(EXCERPT):
=======

The package exposes SVD, QR, LU, Cholesky, eigen, Schur, polar, Sylvester/Lyapunov, triangular solve, matrix functions, orthogonalization, dense vector/matrix primitives (including batched vector helpers and broadcasted batched matmat), batched decompositions, tensor ops, regression, PCA, statistics, and a widened sparse surface with first-class CSR/CSC/COO carriers, direct sparse iterative solvers, reusable sparse factorization/preconditioner workflows, and direct ILU(0)/ILUT/ILUK/ILDL0 GMRES / `BiCGSTAB` convenience rows. The NumPy-facing hot paths now keep explicit allocation-control semantics across direct vector/matrix/tensor/triangular kernels via `out=`, and owned tensor results preserve their existing ndarray strides on NumPy egress instead of being normalized through an extra standard-layout clone. The Arrow-facing `pynabled.arrow` module now also covers the admitted real dense/decomposition slice plus canonical complex dense/vector/matrix/statistics/orthogonalization/triangular/decomposition/matrix-function/PCA/regression rows, typed batched QR/SVD/LU/Cholesky/symmetric-eigen results over PyArrow fixed-shape tensors, callback-driven iterative/Jacobian/optimization rows, canonical sparse CSR object/batch carriers with direct sparse solve/product/reuse workflows, and canonical fixed-shape / variable-shape tensor workflows across last-axis ops, permutation/contraction, batched matmul, cube kernels, einsum, CP-ALS, HOSVD/HOOI/Tucker, and TT helpers over PyArrow/`ndarrow`. Arrow-native outputs stay Arrow-native where the Rust Arrow facade already defines them, while ndarray-native decomposition/PCA/regression/tensor results are exposed through the same typed Python result objects used by the NumPy-facing API, and the Arrow-side PCA/tensor helper reuse paths now borrow factor/core views directly instead of rebuilding temporary Rust result structs at the Python boundary. See `python/pynabled/__init__.py` and `python/pynabled/arrow.py` for the full API surface.

Dense iterative plus callable-driven Jacobian/optimization rows now also expose typed Python
config objects (`IterativeConfig`, `JacobianConfig`, `LineSearchConfig`, `GradientDescentConfig`,
`AdamConfig`, `MomentumConfig`, `RMSPropConfig`, `ProjectedGradientConfig`, `BFGSConfig`) instead
of treating raw tuning-parameter shims as the long-term contract. The callback-driven Jacobian and
optimizer helpers remain convenience APIs rather than no-compromise hot-path equivalents, because
their objective/gradient evaluations still cross back into Python and materialize transient
carrier objects per callback evaluation.

=======

(DATA SHOWN):
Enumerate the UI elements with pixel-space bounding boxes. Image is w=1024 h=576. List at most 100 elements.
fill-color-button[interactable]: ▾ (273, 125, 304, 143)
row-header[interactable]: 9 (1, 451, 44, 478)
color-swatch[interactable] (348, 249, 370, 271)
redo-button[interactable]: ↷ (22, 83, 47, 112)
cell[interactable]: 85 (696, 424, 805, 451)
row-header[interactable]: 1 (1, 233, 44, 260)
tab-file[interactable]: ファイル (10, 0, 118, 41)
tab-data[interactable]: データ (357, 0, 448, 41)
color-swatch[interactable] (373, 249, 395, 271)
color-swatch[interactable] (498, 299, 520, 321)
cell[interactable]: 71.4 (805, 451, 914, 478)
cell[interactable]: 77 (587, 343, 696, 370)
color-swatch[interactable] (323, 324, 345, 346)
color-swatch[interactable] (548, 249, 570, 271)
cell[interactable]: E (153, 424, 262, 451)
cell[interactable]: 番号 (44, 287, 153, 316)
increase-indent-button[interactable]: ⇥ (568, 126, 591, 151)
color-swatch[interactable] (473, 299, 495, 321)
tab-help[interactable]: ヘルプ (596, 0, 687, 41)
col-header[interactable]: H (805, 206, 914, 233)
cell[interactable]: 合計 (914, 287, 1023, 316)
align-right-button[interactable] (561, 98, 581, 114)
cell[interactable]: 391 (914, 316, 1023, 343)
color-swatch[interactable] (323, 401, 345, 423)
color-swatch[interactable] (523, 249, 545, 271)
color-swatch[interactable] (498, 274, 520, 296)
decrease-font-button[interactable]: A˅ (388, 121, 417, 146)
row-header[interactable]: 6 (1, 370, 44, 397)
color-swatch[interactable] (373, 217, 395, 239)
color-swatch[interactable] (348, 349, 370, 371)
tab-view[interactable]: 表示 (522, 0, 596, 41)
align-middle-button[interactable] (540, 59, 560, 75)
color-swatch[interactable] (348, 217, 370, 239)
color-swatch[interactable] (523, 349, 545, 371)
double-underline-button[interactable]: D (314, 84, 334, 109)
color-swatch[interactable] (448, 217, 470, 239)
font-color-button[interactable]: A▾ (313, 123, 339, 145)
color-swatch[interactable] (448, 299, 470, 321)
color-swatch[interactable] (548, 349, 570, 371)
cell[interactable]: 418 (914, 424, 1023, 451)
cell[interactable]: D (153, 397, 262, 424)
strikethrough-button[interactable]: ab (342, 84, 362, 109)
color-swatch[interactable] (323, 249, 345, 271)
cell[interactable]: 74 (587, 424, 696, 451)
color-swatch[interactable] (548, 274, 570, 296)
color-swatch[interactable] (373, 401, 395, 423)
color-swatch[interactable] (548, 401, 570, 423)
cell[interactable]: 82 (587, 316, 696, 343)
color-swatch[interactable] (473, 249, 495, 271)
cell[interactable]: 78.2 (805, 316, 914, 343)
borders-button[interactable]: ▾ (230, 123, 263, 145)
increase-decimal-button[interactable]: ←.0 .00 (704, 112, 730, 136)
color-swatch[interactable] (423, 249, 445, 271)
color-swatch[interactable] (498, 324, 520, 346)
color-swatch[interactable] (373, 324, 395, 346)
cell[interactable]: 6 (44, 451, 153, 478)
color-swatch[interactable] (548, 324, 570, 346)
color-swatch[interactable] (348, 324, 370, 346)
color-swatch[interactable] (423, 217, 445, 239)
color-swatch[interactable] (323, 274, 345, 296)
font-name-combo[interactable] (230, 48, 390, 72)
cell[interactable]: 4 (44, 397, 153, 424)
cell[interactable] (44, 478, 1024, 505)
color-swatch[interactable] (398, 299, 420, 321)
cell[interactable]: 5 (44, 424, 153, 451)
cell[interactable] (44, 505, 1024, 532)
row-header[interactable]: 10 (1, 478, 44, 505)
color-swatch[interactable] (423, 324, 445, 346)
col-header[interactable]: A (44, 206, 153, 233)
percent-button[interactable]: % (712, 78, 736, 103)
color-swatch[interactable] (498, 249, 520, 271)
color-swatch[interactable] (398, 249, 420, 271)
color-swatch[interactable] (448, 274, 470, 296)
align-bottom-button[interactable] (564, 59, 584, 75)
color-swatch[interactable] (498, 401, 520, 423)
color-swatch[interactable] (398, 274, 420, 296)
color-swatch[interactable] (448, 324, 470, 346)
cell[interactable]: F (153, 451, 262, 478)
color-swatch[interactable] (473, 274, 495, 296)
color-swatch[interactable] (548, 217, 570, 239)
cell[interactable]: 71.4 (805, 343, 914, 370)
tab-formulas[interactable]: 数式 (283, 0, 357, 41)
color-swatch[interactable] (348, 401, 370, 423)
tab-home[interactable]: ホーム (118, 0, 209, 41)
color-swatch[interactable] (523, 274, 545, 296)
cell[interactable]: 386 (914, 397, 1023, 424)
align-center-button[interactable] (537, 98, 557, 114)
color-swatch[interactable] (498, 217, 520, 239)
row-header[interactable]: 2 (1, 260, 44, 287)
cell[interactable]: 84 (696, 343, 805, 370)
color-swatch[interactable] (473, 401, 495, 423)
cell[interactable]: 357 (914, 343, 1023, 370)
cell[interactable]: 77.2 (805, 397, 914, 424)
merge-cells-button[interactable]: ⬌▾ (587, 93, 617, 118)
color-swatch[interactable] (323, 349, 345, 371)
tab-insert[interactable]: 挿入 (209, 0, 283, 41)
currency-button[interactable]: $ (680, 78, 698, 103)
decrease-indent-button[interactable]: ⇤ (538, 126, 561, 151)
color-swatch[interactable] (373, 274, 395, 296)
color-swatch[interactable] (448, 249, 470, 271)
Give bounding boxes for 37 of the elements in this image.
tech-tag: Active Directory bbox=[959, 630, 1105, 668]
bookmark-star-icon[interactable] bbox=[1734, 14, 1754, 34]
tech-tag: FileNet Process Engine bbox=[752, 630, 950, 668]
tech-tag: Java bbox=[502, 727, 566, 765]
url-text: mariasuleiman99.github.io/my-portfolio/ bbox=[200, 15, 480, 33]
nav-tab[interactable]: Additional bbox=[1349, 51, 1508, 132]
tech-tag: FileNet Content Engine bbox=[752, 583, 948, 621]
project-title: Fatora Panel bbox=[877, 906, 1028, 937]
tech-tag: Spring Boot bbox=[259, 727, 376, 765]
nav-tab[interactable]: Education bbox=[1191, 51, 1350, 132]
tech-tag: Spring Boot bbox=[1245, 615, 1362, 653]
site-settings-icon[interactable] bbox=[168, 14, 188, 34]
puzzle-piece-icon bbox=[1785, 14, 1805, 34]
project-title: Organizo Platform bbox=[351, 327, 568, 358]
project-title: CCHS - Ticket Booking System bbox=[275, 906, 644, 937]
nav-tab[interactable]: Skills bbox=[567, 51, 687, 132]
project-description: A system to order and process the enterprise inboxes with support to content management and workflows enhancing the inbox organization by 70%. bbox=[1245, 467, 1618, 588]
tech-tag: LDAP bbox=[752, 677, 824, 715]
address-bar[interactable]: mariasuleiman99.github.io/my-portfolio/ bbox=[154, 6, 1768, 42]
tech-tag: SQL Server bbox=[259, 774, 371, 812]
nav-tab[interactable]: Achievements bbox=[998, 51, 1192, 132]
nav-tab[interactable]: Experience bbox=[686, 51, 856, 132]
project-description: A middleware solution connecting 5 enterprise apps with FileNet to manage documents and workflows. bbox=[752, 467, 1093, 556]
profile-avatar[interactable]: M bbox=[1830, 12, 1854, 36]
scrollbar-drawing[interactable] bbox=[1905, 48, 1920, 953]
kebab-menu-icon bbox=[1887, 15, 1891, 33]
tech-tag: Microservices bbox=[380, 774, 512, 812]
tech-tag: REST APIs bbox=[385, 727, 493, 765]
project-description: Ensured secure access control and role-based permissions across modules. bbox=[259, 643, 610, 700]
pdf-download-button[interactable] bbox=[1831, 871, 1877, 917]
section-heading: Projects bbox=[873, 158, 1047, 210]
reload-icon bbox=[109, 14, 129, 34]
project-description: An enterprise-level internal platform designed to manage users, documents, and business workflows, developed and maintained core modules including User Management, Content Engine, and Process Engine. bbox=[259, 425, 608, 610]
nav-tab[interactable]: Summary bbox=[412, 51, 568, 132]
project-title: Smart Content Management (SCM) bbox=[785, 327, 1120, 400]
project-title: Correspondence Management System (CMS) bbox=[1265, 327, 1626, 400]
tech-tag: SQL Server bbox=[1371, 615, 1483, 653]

=======

From the excerpt on the package's linear algebra API, output the part that opens with the words containing "Dense iterative plus" and closes with "per callback evaluation.".

(RIGHT ANSWER):
Dense iterative plus callable-driven Jacobian/optimization rows now also expose typed Python
config objects (`IterativeConfig`, `JacobianConfig`, `LineSearchConfig`, `GradientDescentConfig`,
`AdamConfig`, `MomentumConfig`, `RMSPropConfig`, `ProjectedGradientConfig`, `BFGSConfig`) instead
of treating raw tuning-parameter shims as the long-term contract. The callback-driven Jacobian and
optimizer helpers remain convenience APIs rather than no-compromise hot-path equivalents, because
their objective/gradient evaluations still cross back into Python and materialize transient
carrier objects per callback evaluation.